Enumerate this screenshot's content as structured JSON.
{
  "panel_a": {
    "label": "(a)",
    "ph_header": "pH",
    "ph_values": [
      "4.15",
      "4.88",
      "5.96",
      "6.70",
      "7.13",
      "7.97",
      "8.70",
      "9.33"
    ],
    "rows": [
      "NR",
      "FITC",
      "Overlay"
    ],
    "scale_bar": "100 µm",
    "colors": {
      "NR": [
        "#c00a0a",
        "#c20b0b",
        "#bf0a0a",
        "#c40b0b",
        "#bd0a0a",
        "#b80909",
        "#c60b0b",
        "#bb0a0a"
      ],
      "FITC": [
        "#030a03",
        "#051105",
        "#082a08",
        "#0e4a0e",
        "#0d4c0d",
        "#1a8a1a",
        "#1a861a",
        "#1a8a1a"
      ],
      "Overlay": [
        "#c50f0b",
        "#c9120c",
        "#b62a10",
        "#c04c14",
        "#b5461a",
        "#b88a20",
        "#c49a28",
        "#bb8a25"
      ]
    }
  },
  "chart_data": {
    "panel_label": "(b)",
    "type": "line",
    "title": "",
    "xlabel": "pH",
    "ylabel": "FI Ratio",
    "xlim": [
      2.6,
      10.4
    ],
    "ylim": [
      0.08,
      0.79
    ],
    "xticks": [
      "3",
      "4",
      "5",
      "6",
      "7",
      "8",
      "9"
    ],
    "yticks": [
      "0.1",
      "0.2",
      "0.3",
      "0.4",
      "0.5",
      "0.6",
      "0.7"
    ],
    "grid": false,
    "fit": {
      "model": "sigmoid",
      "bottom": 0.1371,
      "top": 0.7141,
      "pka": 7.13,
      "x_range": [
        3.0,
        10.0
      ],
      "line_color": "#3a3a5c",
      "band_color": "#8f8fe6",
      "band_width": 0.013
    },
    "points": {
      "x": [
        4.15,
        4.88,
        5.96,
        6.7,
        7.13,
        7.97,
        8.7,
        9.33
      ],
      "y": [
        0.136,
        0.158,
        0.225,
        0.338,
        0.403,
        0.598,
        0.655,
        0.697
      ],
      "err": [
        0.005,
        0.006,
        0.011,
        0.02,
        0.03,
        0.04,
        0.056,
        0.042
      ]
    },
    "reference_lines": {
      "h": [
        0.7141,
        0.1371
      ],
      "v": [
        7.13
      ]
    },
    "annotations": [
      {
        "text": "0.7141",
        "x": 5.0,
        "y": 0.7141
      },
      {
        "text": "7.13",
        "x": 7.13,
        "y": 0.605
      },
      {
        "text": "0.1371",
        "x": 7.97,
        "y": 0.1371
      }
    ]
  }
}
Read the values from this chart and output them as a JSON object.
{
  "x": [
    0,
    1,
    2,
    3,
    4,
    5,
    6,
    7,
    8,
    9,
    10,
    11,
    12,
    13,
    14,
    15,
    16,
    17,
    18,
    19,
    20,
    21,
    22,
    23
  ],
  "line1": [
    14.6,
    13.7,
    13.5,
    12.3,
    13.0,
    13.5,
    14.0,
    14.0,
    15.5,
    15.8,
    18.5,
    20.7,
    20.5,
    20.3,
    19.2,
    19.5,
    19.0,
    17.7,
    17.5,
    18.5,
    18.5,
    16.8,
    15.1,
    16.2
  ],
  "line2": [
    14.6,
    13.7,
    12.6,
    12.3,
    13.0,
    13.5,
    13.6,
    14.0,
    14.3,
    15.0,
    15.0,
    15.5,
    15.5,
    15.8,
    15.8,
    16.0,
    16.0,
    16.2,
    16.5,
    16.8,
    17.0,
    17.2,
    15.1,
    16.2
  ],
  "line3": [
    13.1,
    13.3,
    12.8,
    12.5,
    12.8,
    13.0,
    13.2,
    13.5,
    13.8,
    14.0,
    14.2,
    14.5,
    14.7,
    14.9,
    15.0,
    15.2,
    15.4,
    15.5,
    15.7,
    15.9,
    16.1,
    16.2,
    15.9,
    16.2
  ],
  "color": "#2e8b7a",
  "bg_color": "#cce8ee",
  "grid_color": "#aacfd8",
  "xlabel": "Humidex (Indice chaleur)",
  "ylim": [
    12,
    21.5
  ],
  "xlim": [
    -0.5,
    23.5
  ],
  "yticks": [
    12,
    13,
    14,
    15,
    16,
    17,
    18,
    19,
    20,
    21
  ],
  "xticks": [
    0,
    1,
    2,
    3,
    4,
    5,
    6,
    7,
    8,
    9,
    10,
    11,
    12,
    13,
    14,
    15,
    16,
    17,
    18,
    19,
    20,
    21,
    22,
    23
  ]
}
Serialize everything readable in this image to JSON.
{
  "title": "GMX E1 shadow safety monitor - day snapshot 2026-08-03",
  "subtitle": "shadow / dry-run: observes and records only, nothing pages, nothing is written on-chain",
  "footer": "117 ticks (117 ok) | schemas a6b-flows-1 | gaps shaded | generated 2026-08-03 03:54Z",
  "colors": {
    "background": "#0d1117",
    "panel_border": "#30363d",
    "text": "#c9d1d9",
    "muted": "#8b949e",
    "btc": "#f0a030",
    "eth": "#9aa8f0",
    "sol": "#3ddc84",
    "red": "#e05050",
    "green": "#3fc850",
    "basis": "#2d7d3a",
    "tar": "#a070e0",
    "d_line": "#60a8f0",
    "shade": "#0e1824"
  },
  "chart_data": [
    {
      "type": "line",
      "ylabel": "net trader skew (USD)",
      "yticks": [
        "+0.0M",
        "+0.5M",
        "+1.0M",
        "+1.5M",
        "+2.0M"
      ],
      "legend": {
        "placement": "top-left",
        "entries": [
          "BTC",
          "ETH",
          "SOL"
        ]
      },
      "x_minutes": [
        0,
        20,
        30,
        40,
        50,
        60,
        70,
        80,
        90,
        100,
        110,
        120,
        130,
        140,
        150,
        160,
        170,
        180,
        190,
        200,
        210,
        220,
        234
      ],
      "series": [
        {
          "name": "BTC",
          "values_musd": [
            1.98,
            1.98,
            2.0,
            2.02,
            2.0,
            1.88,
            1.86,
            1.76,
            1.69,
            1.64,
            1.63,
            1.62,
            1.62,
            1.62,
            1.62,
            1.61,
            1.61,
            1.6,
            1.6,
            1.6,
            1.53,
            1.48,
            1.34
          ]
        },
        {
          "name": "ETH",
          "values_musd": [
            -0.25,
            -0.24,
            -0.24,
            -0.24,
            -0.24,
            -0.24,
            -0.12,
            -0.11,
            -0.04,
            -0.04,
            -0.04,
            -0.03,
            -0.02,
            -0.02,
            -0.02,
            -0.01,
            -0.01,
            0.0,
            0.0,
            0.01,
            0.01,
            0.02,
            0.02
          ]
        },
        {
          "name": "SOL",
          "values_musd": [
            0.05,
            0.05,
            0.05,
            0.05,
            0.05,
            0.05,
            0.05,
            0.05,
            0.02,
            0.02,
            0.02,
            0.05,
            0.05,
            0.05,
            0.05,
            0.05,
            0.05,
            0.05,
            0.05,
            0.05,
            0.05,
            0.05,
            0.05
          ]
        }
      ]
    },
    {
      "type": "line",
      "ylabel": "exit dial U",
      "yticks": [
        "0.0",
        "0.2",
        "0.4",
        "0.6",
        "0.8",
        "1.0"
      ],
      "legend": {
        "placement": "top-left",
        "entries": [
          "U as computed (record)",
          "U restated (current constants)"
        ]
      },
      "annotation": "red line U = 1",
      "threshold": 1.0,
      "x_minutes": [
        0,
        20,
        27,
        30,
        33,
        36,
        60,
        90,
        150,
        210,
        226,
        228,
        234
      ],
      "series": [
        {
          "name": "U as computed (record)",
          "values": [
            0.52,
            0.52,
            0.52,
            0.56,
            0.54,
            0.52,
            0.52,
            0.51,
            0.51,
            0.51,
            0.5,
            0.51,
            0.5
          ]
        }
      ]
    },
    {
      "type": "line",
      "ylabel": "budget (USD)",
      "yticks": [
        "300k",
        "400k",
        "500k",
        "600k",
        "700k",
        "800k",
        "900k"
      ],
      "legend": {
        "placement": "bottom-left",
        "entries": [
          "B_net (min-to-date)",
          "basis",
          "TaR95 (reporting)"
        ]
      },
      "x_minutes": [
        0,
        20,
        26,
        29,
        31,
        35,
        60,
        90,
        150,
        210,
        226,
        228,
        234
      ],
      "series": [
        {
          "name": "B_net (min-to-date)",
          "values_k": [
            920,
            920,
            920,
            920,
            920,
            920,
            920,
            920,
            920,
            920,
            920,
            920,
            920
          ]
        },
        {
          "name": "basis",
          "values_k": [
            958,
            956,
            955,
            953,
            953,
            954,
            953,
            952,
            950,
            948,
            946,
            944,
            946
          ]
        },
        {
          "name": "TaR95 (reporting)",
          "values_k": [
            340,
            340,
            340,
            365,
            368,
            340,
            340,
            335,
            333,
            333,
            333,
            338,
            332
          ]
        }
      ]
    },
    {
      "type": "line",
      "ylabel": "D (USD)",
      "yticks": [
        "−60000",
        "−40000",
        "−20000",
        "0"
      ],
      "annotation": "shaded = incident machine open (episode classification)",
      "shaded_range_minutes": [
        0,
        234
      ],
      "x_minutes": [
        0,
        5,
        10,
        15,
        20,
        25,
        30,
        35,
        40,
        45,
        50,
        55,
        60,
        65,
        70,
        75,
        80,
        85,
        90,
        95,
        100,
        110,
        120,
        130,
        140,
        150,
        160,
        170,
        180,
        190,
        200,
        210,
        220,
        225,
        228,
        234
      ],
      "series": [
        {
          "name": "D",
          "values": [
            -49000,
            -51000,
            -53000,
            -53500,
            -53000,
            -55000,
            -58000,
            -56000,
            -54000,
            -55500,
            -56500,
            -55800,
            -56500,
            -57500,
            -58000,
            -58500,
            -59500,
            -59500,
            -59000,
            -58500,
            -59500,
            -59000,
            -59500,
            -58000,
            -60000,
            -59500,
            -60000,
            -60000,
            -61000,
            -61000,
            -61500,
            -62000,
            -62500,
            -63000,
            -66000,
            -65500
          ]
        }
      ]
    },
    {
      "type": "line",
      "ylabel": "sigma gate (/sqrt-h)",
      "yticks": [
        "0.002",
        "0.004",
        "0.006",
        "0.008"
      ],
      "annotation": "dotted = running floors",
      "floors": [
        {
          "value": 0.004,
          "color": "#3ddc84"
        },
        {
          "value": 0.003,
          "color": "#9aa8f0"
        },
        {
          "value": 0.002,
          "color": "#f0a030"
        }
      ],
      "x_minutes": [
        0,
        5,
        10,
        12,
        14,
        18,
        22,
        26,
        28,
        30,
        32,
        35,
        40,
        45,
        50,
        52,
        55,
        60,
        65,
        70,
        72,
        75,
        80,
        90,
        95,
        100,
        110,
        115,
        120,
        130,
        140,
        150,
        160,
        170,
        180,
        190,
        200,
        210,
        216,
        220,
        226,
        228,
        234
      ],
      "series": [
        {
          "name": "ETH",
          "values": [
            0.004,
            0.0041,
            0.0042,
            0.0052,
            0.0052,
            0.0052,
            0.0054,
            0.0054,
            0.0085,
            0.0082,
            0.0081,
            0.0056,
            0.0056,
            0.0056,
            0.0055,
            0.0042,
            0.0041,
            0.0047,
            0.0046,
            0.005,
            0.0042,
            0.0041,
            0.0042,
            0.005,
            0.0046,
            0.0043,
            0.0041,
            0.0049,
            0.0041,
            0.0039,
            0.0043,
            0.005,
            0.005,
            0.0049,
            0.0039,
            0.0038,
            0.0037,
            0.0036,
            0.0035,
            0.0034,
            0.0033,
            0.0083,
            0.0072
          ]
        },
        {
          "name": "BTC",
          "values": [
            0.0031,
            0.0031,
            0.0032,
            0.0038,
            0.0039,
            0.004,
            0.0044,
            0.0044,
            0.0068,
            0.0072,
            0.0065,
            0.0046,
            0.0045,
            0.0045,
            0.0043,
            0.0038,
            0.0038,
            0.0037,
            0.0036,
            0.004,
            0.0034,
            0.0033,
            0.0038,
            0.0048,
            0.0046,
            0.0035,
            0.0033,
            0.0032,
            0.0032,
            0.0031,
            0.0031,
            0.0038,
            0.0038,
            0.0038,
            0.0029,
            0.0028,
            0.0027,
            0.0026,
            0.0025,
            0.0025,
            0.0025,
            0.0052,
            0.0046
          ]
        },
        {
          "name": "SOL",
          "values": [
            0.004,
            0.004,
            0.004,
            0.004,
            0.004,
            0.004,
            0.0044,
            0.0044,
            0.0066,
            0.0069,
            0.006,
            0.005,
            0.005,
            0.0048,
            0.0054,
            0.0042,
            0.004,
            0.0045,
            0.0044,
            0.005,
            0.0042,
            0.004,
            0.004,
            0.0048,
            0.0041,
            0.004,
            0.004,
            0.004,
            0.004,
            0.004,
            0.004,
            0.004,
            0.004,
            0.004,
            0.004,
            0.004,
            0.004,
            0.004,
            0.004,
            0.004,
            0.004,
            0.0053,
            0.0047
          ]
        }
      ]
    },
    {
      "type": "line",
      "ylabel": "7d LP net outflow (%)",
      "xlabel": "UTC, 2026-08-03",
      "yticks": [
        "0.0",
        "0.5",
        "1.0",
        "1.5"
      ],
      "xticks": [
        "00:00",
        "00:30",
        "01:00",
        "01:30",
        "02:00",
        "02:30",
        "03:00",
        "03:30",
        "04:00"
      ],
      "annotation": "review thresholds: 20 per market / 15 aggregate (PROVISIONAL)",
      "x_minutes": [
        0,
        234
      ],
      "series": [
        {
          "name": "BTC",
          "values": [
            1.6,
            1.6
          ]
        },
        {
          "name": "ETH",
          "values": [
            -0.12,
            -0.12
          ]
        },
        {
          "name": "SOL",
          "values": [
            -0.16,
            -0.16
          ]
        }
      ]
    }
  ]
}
■ ■ ■ ■ ■ ■ ■
* [Problem description]
Select and copy every line from the records that includes the word "ylabel".

* [Task response]
    "ylabel": "FI Ratio",
      "ylabel": "net trader skew (USD)",
      "ylabel": "exit dial U",
      "ylabel": "budget (USD)",
      "ylabel": "D (USD)",
      "ylabel": "sigma gate (/sqrt-h)",
      "ylabel": "7d LP net outflow (%)",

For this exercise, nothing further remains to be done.